Set exercise
Images do not belong in the copy. Retype all the entries below exactly.

(Excerpt from a dataset)
__________

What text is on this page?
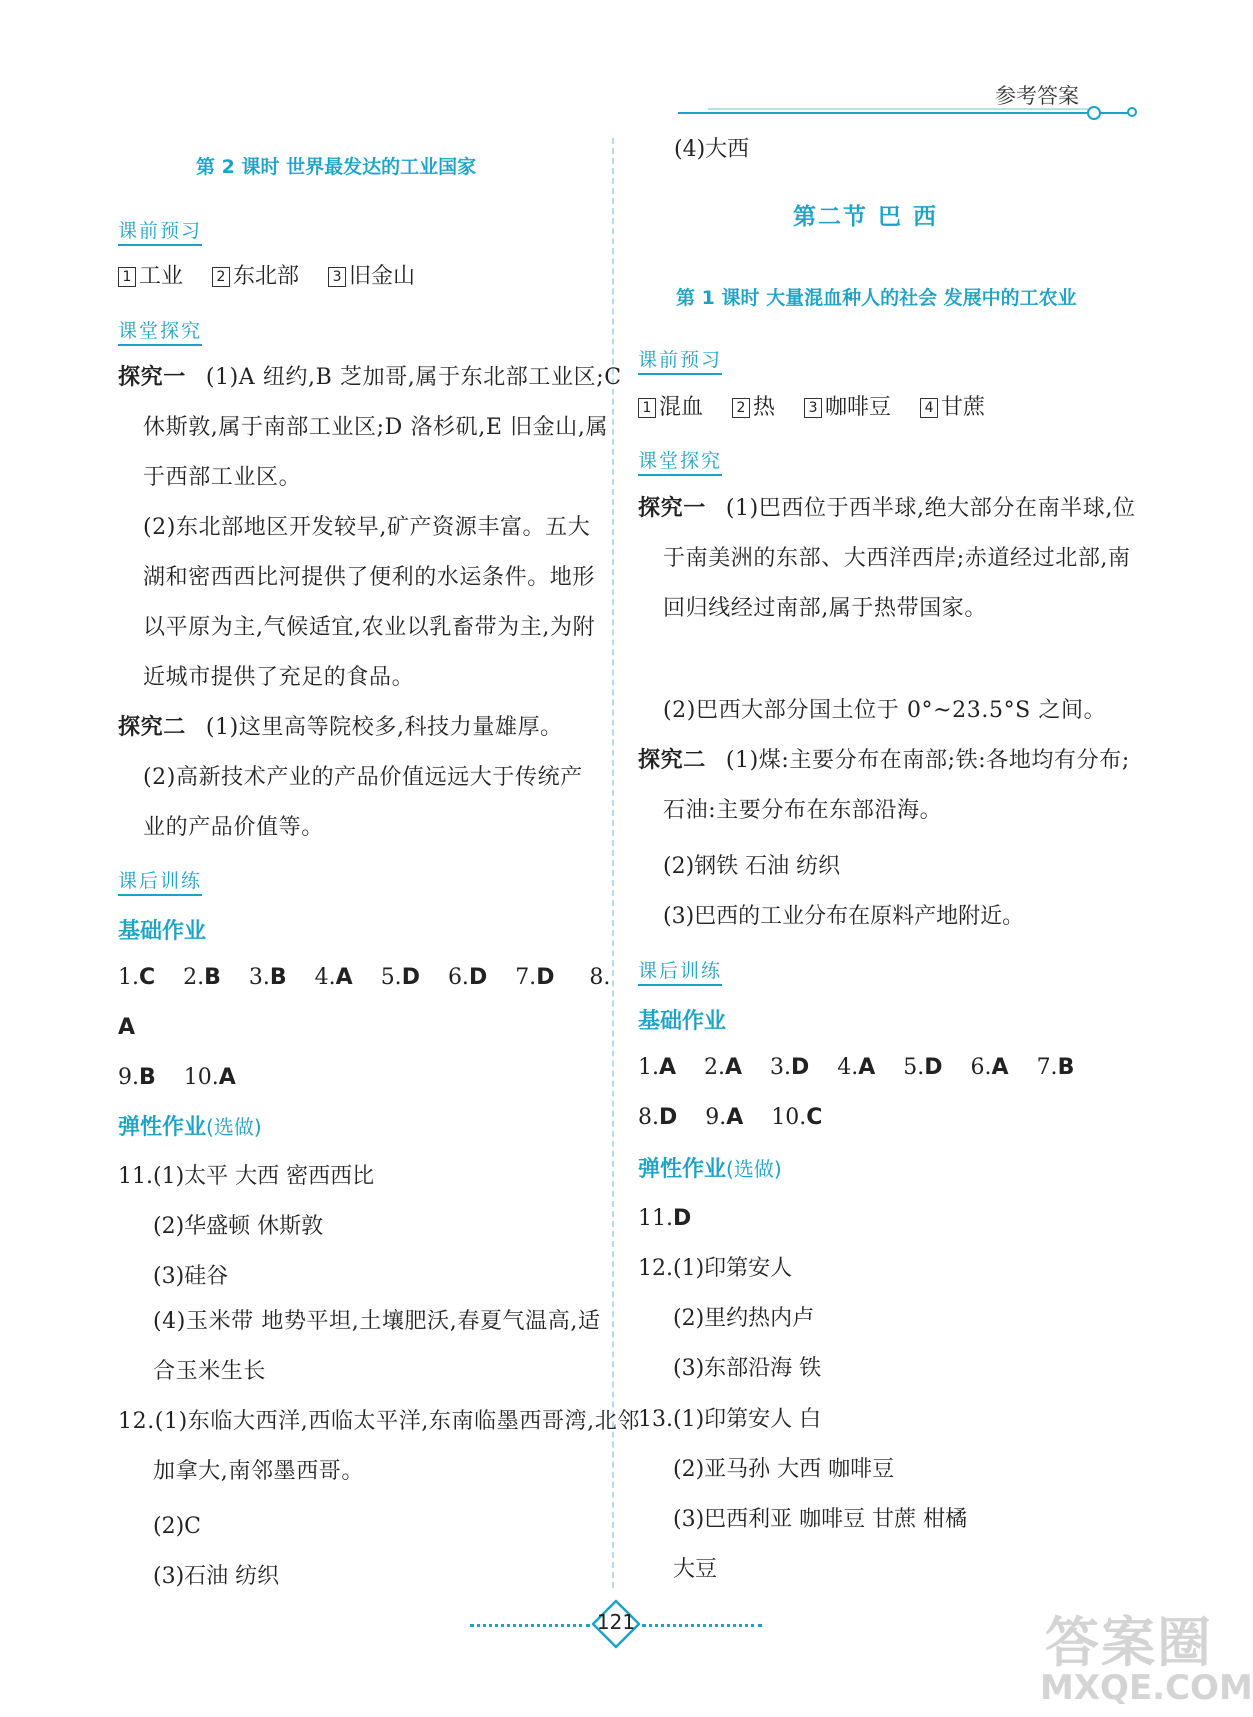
参考答案
第 2 课时 世界最发达的工业国家
课前预习
1 工业 2 东北部 3 旧金山
课堂探究
探究一 (1)A 纽约,B 芝加哥,属于东北部工业区;C 休斯敦,属于南部工业区;D 洛杉矶,E 旧金山,属于西部工业区。
(2)东北部地区开发较早,矿产资源丰富。五大湖和密西西比河提供了便利的水运条件。地形以平原为主,气候适宜,农业以乳畜带为主,为附近城市提供了充足的食品。
探究二 (1)这里高等院校多,科技力量雄厚。
(2)高新技术产业的产品价值远远大于传统产业的产品价值等。
课后训练
基础作业
1.C 2.B 3.B 4.A 5.D 6.D 7.D 8.
A
9.B 10.A
弹性作业(选做)
11.(1)太平 大西 密西西比
(2)华盛顿 休斯敦
(3)硅谷
(4)玉米带 地势平坦,土壤肥沃,春夏气温高,适合玉米生长
12.(1)东临大西洋,西临太平洋,东南临墨西哥湾,北邻加拿大,南邻墨西哥。
(2)C
(3)石油 纺织
(4)大西
第二节 巴 西
第 1 课时 大量混血种人的社会 发展中的工农业
课前预习
1 混血 2 热 3 咖啡豆 4 甘蔗
课堂探究
探究一 (1)巴西位于西半球,绝大部分在南半球,位于南美洲的东部、大西洋西岸;赤道经过北部,南回归线经过南部,属于热带国家。
(2)巴西大部分国土位于 0°~23.5°S 之间。
探究二 (1)煤:主要分布在南部;铁:各地均有分布;石油:主要分布在东部沿海。
(2)钢铁 石油 纺织
(3)巴西的工业分布在原料产地附近。
课后训练
基础作业
1.A 2.A 3.D 4.A 5.D 6.A 7.B
8.D 9.A 10.C
弹性作业(选做)
11.D
12.(1)印第安人
(2)里约热内卢
(3)东部沿海 铁
13.(1)印第安人 白
(2)亚马孙 大西 咖啡豆
(3)巴西利亚 咖啡豆 甘蔗 柑橘
大豆
121	答案圈
MXQE.COM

__________

Worked answer
What text is on this page?
参考答案
第 2 课时 世界最发达的工业国家
课前预习
1 工业 2 东北部 3 旧金山
课堂探究
探究一 (1)A 纽约,B 芝加哥,属于东北部工业区;C 休斯敦,属于南部工业区;D 洛杉矶,E 旧金山,属于西部工业区。
(2)东北部地区开发较早,矿产资源丰富。五大湖和密西西比河提供了便利的水运条件。地形以平原为主,气候适宜,农业以乳畜带为主,为附近城市提供了充足的食品。
探究二 (1)这里高等院校多,科技力量雄厚。
(2)高新技术产业的产品价值远远大于传统产业的产品价值等。
课后训练
基础作业
1.C 2.B 3.B 4.A 5.D 6.D 7.D 8.
A
9.B 10.A
弹性作业(选做)
11.(1)太平 大西 密西西比
(2)华盛顿 休斯敦
(3)硅谷
(4)玉米带 地势平坦,土壤肥沃,春夏气温高,适合玉米生长
12.(1)东临大西洋,西临太平洋,东南临墨西哥湾,北邻加拿大,南邻墨西哥。
(2)C
(3)石油 纺织
(4)大西
第二节 巴 西
第 1 课时 大量混血种人的社会 发展中的工农业
课前预习
1 混血 2 热 3 咖啡豆 4 甘蔗
课堂探究
探究一 (1)巴西位于西半球,绝大部分在南半球,位于南美洲的东部、大西洋西岸;赤道经过北部,南回归线经过南部,属于热带国家。
(2)巴西大部分国土位于 0°~23.5°S 之间。
探究二 (1)煤:主要分布在南部;铁:各地均有分布;石油:主要分布在东部沿海。
(2)钢铁 石油 纺织
(3)巴西的工业分布在原料产地附近。
课后训练
基础作业
1.A 2.A 3.D 4.A 5.D 6.A 7.B
8.D 9.A 10.C
弹性作业(选做)
11.D
12.(1)印第安人
(2)里约热内卢
(3)东部沿海 铁
13.(1)印第安人 白
(2)亚马孙 大西 咖啡豆
(3)巴西利亚 咖啡豆 甘蔗 柑橘
大豆
121	答案圈
MXQE.COM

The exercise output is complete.